_Consigna 1_. Reproduce sin cambios el tramo de las entradas que va desde su comienzo hasta la línea que contiene "text-line: des choses.", con ambos extremos incluidos.

_Fragmento de origen_.
Los Evangelios nos presentan un Rey cuyo trono es la cruz y cuyo cetro es un clavo que atraviesa su mano. Demasiado fuerte, demasiado escandaloso, demasiado insoportable para el hombre.

Si hay algo enormemente lejano de lo que es ser rey, según la razón y el sentir humano, es este Jesús de la cruz. Si hay algo aparentemente imposible de juntar es que Jesús sea Dios y Rey en la Cruz.

A los primeros cristianos les costó no poco asimilar este Dios, este Rey que presentaba su máximo esplendor clavado en una cruz. San Pablo tendrá que recordar que «predicamos un Mesías crucificado, para los judíos un escándalo, para los paganos una locura» (1Co/01/23).

De todos es conocido el dibujo burlón que, en las catacumbas, presentaba un crucificado con cabeza de asno; o la acusación tan frecuentemente lanzada contra aquellos primeros cristianos de «ateos»; todo ello era consecuencia de una misma causa: no era lógico, no tenía sentido que se presentase a uno que había muerto crucificado, como a Dios.

Reconocer la realeza de Jesús es un gesto humanamente imposible ante este Jesús que se presenta como un hombre humillado, abatido, crucificado y muerto. ¿Es posible que los hombres acepten a este Jesús tratado de esa manera infamante como el único capaz de llevarles a la felicidad, a la vida...?

_Datos proporcionados_.
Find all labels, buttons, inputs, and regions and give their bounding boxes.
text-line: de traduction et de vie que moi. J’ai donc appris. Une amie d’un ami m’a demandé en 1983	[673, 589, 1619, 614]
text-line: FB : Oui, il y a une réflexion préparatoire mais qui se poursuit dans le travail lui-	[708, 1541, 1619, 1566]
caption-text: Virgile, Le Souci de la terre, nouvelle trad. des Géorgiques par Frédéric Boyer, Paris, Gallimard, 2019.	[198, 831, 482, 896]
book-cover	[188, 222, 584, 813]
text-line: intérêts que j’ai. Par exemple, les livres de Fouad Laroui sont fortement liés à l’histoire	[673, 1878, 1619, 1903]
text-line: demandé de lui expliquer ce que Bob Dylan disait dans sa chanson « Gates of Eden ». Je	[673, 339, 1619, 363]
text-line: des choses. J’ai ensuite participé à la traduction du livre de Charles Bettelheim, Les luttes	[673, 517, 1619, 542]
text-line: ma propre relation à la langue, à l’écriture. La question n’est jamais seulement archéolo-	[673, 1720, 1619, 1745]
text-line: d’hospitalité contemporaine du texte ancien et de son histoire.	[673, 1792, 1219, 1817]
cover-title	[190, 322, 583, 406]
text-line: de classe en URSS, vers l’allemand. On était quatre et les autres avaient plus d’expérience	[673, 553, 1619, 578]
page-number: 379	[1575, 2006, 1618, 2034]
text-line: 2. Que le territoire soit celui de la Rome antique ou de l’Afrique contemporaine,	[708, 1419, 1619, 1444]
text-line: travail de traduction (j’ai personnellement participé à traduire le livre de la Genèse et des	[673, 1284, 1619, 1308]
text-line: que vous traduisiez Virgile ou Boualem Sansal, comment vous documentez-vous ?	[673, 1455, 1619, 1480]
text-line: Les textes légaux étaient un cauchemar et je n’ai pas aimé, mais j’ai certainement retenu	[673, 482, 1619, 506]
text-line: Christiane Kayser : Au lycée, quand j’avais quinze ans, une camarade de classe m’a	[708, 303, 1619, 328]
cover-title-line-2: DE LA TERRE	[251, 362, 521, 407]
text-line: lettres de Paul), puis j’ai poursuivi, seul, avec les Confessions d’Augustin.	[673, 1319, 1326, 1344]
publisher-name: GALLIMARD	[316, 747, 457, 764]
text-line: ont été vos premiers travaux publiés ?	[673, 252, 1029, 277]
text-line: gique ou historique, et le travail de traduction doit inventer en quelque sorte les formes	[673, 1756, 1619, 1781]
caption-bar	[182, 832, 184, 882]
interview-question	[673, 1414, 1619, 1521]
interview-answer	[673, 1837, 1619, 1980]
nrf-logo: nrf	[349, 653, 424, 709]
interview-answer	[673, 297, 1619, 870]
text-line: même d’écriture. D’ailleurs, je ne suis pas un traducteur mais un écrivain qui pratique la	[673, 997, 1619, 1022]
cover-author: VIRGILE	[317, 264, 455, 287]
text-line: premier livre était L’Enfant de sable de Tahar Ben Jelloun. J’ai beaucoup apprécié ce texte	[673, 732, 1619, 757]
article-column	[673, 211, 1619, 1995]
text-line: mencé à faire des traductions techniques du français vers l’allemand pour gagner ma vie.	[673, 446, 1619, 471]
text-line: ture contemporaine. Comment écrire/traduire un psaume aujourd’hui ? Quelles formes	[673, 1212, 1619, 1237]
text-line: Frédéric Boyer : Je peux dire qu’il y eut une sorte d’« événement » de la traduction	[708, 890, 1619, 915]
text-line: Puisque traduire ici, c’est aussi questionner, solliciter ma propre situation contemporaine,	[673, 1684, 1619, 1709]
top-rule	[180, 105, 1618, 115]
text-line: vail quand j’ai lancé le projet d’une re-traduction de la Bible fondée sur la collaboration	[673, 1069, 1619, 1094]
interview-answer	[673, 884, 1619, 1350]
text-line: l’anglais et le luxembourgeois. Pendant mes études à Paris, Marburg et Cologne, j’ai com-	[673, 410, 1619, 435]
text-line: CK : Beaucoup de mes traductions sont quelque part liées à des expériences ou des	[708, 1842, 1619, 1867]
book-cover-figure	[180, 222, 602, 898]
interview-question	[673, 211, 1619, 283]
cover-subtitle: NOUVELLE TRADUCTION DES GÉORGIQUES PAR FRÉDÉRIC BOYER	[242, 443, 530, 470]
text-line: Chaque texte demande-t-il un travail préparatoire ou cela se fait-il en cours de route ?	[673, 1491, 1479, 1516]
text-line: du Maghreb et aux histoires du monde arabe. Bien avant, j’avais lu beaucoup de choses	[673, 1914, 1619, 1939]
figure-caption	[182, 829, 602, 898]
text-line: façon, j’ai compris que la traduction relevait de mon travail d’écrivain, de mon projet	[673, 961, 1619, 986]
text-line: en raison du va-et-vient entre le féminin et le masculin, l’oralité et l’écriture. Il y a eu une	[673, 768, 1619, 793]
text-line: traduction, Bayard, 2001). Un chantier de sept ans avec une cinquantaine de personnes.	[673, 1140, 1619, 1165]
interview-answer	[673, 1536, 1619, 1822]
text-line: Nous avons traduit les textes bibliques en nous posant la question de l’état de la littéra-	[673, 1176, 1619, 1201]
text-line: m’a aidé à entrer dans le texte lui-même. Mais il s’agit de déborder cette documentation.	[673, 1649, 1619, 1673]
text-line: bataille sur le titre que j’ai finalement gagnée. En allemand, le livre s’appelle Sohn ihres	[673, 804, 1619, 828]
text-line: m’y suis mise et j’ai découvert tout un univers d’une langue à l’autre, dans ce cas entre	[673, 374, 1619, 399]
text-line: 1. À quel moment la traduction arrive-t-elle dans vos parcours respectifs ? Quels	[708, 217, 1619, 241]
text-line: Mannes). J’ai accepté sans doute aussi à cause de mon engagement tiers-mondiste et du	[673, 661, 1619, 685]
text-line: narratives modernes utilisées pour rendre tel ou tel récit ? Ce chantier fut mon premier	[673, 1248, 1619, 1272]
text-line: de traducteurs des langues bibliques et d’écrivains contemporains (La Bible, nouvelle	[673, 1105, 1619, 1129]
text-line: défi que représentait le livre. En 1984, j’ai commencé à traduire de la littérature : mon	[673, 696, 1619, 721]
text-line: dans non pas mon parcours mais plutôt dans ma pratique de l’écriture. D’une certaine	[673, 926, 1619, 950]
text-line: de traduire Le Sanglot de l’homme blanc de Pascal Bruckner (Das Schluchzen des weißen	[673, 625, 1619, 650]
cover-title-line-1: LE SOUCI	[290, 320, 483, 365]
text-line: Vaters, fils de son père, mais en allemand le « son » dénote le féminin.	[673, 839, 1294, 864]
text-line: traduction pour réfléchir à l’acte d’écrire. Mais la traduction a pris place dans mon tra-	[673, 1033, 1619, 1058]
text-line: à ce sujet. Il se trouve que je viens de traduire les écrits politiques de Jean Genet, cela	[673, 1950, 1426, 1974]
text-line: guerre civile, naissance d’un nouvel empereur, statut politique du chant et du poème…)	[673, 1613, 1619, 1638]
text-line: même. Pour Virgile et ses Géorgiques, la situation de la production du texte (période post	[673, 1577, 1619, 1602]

_Consigna 2_. Según el fragmento de origen, ¿qué mostraba el dibujo burlón de las catacumbas?

_Resultado correcto 1_.
Find all labels, buttons, inputs, and regions and give their bounding boxes.
text-line: de traduction et de vie que moi. J’ai donc appris. Une amie d’un ami m’a demandé en 1983	[673, 589, 1619, 614]
text-line: FB : Oui, il y a une réflexion préparatoire mais qui se poursuit dans le travail lui-	[708, 1541, 1619, 1566]
caption-text: Virgile, Le Souci de la terre, nouvelle trad. des Géorgiques par Frédéric Boyer, Paris, Gallimard, 2019.	[198, 831, 482, 896]
book-cover	[188, 222, 584, 813]
text-line: intérêts que j’ai. Par exemple, les livres de Fouad Laroui sont fortement liés à l’histoire	[673, 1878, 1619, 1903]
text-line: demandé de lui expliquer ce que Bob Dylan disait dans sa chanson « Gates of Eden ». Je	[673, 339, 1619, 363]
text-line: des choses. J’ai ensuite participé à la traduction du livre de Charles Bettelheim, Les luttes	[673, 517, 1619, 542]

_Resultado correcto 2_. Un crucificado con cabeza de asno.